## WHAT TO DO:
Could you print all of the data below again, exactly?

(Stored entries)
Segment Open

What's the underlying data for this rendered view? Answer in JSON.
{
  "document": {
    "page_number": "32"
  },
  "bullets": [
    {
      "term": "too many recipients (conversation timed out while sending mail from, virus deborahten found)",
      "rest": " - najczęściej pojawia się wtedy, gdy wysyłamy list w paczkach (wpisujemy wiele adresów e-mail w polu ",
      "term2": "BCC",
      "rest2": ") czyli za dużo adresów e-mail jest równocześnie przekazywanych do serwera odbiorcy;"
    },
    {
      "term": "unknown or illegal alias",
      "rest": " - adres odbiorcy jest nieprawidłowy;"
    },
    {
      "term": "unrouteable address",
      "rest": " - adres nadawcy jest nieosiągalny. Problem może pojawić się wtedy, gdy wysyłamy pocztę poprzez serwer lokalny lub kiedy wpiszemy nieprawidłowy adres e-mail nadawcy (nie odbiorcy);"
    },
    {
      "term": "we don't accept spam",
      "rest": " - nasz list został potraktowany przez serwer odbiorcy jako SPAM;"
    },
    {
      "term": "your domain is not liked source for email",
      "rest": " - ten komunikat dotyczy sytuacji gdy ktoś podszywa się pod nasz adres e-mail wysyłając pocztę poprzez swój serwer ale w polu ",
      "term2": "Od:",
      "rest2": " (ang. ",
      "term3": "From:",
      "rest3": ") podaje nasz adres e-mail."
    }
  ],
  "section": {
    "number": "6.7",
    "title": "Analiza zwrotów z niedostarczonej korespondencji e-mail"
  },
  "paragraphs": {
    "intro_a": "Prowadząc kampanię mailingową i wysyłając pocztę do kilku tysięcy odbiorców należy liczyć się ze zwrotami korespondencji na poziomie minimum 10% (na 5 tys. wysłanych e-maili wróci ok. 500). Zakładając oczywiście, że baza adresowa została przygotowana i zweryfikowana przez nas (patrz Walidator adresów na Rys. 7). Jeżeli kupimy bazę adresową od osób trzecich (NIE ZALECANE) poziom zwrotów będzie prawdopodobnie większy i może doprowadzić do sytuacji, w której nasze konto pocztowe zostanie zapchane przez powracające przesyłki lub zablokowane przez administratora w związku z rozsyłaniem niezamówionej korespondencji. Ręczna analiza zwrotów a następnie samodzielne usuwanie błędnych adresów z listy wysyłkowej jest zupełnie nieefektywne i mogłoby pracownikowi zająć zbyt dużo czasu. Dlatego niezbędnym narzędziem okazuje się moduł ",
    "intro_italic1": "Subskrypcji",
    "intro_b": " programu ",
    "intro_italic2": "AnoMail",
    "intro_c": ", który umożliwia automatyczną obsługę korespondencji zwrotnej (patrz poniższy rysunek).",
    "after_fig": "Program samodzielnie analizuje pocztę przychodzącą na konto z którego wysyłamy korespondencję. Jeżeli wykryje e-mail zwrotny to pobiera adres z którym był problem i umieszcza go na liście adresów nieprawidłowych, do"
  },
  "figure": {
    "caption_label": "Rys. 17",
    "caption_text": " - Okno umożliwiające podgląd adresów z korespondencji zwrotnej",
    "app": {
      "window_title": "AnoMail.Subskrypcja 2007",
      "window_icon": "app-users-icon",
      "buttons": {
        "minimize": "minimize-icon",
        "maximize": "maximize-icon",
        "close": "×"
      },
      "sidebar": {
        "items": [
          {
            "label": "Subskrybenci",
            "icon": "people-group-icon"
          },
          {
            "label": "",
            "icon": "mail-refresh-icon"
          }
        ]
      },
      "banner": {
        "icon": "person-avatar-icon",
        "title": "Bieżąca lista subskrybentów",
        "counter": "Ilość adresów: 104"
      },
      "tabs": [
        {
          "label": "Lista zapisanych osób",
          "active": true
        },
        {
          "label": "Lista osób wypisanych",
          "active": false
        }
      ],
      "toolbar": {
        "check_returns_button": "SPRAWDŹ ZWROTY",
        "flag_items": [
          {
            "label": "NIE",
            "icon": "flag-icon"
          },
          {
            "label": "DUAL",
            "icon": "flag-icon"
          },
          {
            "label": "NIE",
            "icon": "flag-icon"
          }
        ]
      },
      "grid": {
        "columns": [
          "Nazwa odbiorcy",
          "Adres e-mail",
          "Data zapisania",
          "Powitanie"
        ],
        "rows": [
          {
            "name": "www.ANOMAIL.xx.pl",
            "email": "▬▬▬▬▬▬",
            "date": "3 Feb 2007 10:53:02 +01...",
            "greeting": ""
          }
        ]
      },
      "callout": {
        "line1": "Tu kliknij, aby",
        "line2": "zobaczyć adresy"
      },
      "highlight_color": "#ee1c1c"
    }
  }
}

Segment Closed

## OUTPUT OF THE TASK:
What's the underlying data for this rendered view? Answer in JSON.
{
  "document": {
    "page_number": "32"
  },
  "bullets": [
    {
      "term": "too many recipients (conversation timed out while sending mail from, virus deborahten found)",
      "rest": " - najczęściej pojawia się wtedy, gdy wysyłamy list w paczkach (wpisujemy wiele adresów e-mail w polu ",
      "term2": "BCC",
      "rest2": ") czyli za dużo adresów e-mail jest równocześnie przekazywanych do serwera odbiorcy;"
    },
    {
      "term": "unknown or illegal alias",
      "rest": " - adres odbiorcy jest nieprawidłowy;"
    },
    {
      "term": "unrouteable address",
      "rest": " - adres nadawcy jest nieosiągalny. Problem może pojawić się wtedy, gdy wysyłamy pocztę poprzez serwer lokalny lub kiedy wpiszemy nieprawidłowy adres e-mail nadawcy (nie odbiorcy);"
    },
    {
      "term": "we don't accept spam",
      "rest": " - nasz list został potraktowany przez serwer odbiorcy jako SPAM;"
    },
    {
      "term": "your domain is not liked source for email",
      "rest": " - ten komunikat dotyczy sytuacji gdy ktoś podszywa się pod nasz adres e-mail wysyłając pocztę poprzez swój serwer ale w polu ",
      "term2": "Od:",
      "rest2": " (ang. ",
      "term3": "From:",
      "rest3": ") podaje nasz adres e-mail."
    }
  ],
  "section": {
    "number": "6.7",
    "title": "Analiza zwrotów z niedostarczonej korespondencji e-mail"
  },
  "paragraphs": {
    "intro_a": "Prowadząc kampanię mailingową i wysyłając pocztę do kilku tysięcy odbiorców należy liczyć się ze zwrotami korespondencji na poziomie minimum 10% (na 5 tys. wysłanych e-maili wróci ok. 500). Zakładając oczywiście, że baza adresowa została przygotowana i zweryfikowana przez nas (patrz Walidator adresów na Rys. 7). Jeżeli kupimy bazę adresową od osób trzecich (NIE ZALECANE) poziom zwrotów będzie prawdopodobnie większy i może doprowadzić do sytuacji, w której nasze konto pocztowe zostanie zapchane przez powracające przesyłki lub zablokowane przez administratora w związku z rozsyłaniem niezamówionej korespondencji. Ręczna analiza zwrotów a następnie samodzielne usuwanie błędnych adresów z listy wysyłkowej jest zupełnie nieefektywne i mogłoby pracownikowi zająć zbyt dużo czasu. Dlatego niezbędnym narzędziem okazuje się moduł ",
    "intro_italic1": "Subskrypcji",
    "intro_b": " programu ",
    "intro_italic2": "AnoMail",
    "intro_c": ", który umożliwia automatyczną obsługę korespondencji zwrotnej (patrz poniższy rysunek).",
    "after_fig": "Program samodzielnie analizuje pocztę przychodzącą na konto z którego wysyłamy korespondencję. Jeżeli wykryje e-mail zwrotny to pobiera adres z którym był problem i umieszcza go na liście adresów nieprawidłowych, do"
  },
  "figure": {
    "caption_label": "Rys. 17",
    "caption_text": " - Okno umożliwiające podgląd adresów z korespondencji zwrotnej",
    "app": {
      "window_title": "AnoMail.Subskrypcja 2007",
      "window_icon": "app-users-icon",
      "buttons": {
        "minimize": "minimize-icon",
        "maximize": "maximize-icon",
        "close": "×"
      },
      "sidebar": {
        "items": [
          {
            "label": "Subskrybenci",
            "icon": "people-group-icon"
          },
          {
            "label": "",
            "icon": "mail-refresh-icon"
          }
        ]
      },
      "banner": {
        "icon": "person-avatar-icon",
        "title": "Bieżąca lista subskrybentów",
        "counter": "Ilość adresów: 104"
      },
      "tabs": [
        {
          "label": "Lista zapisanych osób",
          "active": true
        },
        {
          "label": "Lista osób wypisanych",
          "active": false
        }
      ],
      "toolbar": {
        "check_returns_button": "SPRAWDŹ ZWROTY",
        "flag_items": [
          {
            "label": "NIE",
            "icon": "flag-icon"
          },
          {
            "label": "DUAL",
            "icon": "flag-icon"
          },
          {
            "label": "NIE",
            "icon": "flag-icon"
          }
        ]
      },
      "grid": {
        "columns": [
          "Nazwa odbiorcy",
          "Adres e-mail",
          "Data zapisania",
          "Powitanie"
        ],
        "rows": [
          {
            "name": "www.ANOMAIL.xx.pl",
            "email": "▬▬▬▬▬▬",
            "date": "3 Feb 2007 10:53:02 +01...",
            "greeting": ""
          }
        ]
      },
      "callout": {
        "line1": "Tu kliknij, aby",
        "line2": "zobaczyć adresy"
      },
      "highlight_color": "#ee1c1c"
    }
  }
}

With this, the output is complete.